A run of records:
+ + + +
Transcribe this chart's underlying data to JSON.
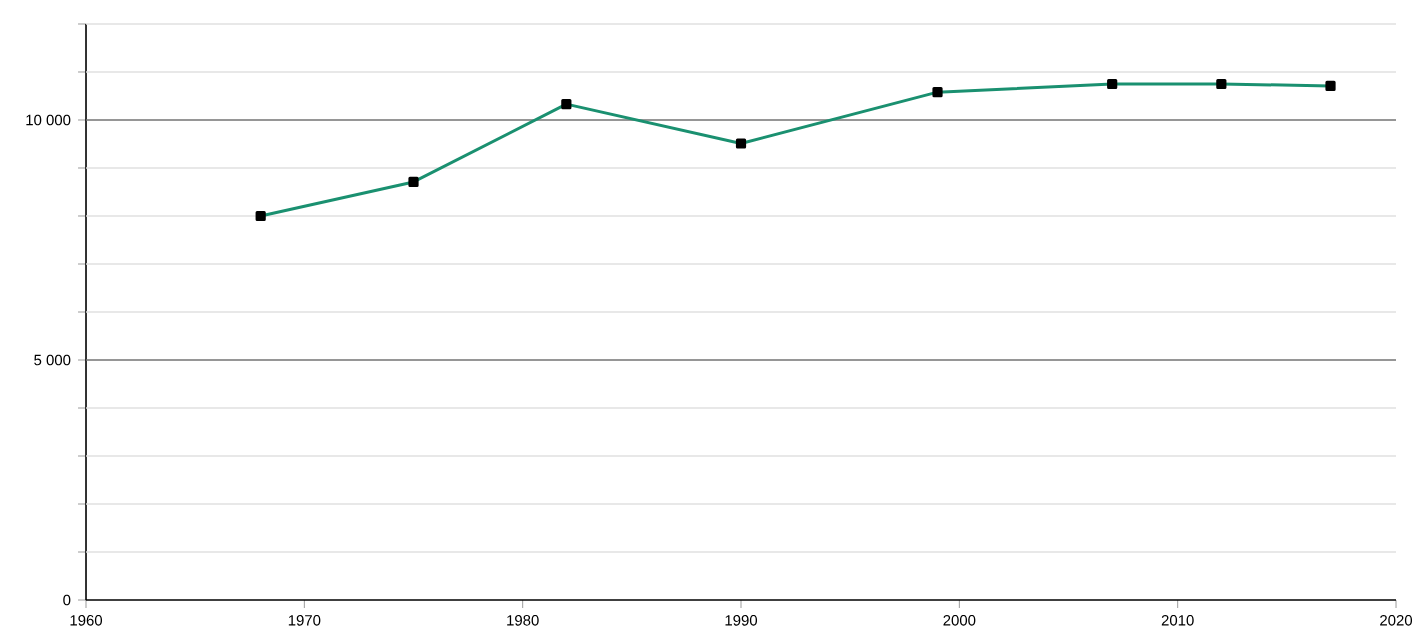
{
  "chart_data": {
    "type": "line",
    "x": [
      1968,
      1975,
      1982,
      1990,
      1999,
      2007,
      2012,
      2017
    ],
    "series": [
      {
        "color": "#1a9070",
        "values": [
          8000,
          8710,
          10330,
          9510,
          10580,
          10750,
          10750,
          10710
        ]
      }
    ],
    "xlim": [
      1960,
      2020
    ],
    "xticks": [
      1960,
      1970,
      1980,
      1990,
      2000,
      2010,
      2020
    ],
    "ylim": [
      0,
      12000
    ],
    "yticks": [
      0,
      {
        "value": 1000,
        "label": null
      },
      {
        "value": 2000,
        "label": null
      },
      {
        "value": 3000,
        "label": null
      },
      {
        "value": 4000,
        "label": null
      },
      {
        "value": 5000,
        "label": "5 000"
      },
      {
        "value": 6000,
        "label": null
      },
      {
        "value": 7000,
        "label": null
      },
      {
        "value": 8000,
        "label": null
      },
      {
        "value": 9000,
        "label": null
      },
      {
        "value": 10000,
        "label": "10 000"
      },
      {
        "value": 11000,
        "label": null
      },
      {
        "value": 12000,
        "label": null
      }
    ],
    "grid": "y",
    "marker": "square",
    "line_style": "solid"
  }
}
+ + + +
## Problem description
Set down every record once more, word for word, without pictures.

## Task solution
Transcribe this chart's underlying data to JSON.
{
  "chart_data": {
    "type": "line",
    "x": [
      1968,
      1975,
      1982,
      1990,
      1999,
      2007,
      2012,
      2017
    ],
    "series": [
      {
        "color": "#1a9070",
        "values": [
          8000,
          8710,
          10330,
          9510,
          10580,
          10750,
          10750,
          10710
        ]
      }
    ],
    "xlim": [
      1960,
      2020
    ],
    "xticks": [
      1960,
      1970,
      1980,
      1990,
      2000,
      2010,
      2020
    ],
    "ylim": [
      0,
      12000
    ],
    "yticks": [
      0,
      {
        "value": 1000,
        "label": null
      },
      {
        "value": 2000,
        "label": null
      },
      {
        "value": 3000,
        "label": null
      },
      {
        "value": 4000,
        "label": null
      },
      {
        "value": 5000,
        "label": "5 000"
      },
      {
        "value": 6000,
        "label": null
      },
      {
        "value": 7000,
        "label": null
      },
      {
        "value": 8000,
        "label": null
      },
      {
        "value": 9000,
        "label": null
      },
      {
        "value": 10000,
        "label": "10 000"
      },
      {
        "value": 11000,
        "label": null
      },
      {
        "value": 12000,
        "label": null
      }
    ],
    "grid": "y",
    "marker": "square",
    "line_style": "solid"
  }
}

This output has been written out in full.